Provided entries

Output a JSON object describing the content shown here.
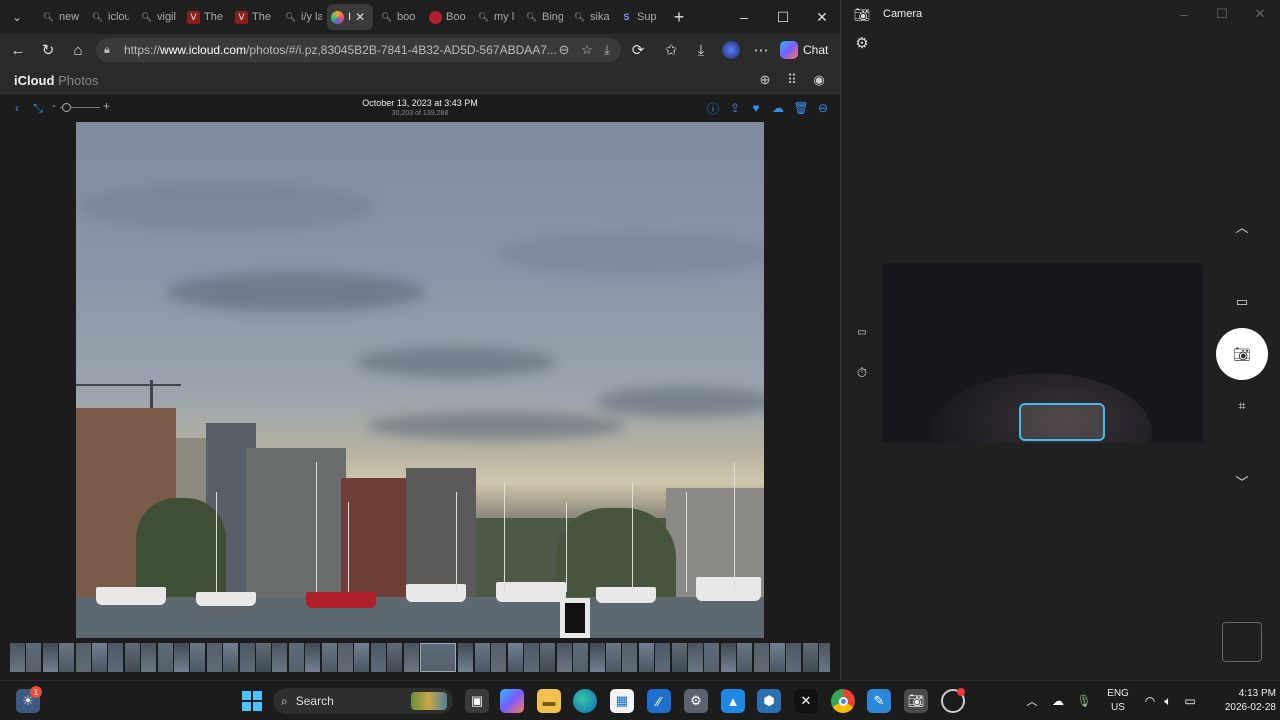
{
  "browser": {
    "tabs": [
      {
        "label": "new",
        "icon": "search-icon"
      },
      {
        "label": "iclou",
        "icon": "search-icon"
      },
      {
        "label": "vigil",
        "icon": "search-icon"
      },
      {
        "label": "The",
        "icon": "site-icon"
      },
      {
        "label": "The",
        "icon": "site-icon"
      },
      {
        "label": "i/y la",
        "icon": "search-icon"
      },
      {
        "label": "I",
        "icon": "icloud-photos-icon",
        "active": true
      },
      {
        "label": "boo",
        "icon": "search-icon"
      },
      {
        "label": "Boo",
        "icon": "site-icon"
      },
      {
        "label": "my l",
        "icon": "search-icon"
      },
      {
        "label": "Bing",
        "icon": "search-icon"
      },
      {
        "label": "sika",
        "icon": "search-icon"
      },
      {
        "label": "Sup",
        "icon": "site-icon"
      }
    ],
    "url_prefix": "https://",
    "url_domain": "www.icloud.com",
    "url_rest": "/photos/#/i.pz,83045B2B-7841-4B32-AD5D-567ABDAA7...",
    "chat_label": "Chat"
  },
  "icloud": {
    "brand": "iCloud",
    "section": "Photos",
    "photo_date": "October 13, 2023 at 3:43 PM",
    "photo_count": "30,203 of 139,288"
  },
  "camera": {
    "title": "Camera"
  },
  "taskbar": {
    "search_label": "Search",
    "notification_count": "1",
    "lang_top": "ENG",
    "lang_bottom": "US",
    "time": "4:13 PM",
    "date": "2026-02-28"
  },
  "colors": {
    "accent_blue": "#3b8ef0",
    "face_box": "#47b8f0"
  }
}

---

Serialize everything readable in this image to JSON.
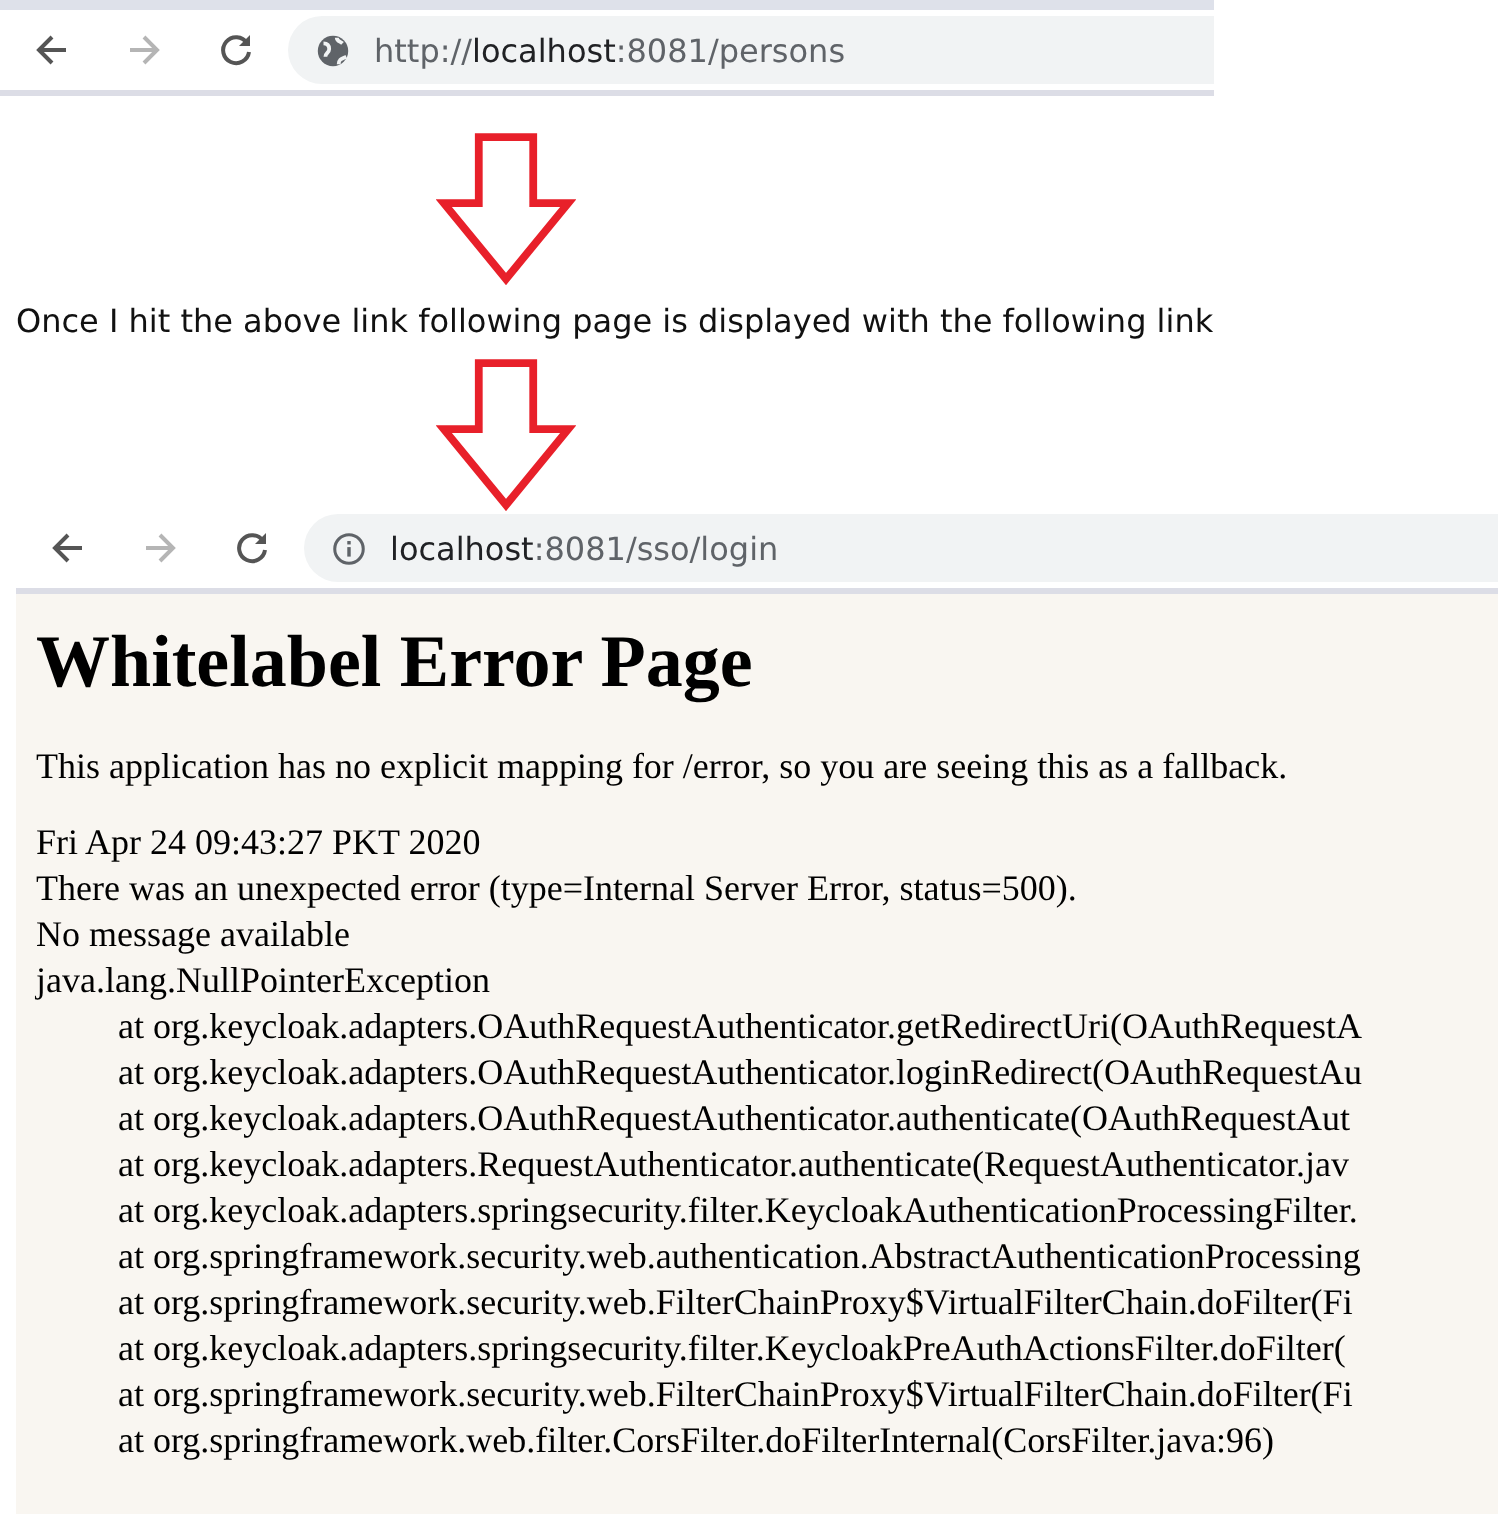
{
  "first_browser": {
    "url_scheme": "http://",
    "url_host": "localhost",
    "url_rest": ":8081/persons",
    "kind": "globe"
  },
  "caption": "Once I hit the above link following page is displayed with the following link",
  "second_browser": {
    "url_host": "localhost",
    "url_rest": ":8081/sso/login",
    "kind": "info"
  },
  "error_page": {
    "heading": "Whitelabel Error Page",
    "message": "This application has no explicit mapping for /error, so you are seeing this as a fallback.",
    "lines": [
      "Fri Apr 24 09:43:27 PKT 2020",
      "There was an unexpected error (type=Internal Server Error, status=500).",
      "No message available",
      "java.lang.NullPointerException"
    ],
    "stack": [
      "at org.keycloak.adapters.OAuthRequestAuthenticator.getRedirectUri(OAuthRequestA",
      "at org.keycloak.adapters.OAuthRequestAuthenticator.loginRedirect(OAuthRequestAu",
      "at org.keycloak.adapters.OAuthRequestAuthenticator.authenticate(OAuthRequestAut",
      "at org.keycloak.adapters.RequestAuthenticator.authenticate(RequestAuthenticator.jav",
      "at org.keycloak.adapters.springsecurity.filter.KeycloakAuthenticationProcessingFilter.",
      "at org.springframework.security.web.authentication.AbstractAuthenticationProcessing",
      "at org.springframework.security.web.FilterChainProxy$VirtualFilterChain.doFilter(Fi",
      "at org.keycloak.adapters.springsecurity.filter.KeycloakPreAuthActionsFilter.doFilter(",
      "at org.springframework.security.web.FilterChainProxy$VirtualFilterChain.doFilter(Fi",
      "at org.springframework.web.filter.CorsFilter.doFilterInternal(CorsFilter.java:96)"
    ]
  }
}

What this task involves
In the records, locate each line holding the string "authenticate" and copy it.

Finished exercise
      "at org.keycloak.adapters.OAuthRequestAuthenticator.authenticate(OAuthRequestAut",
      "at org.keycloak.adapters.RequestAuthenticator.authenticate(RequestAuthenticator.jav",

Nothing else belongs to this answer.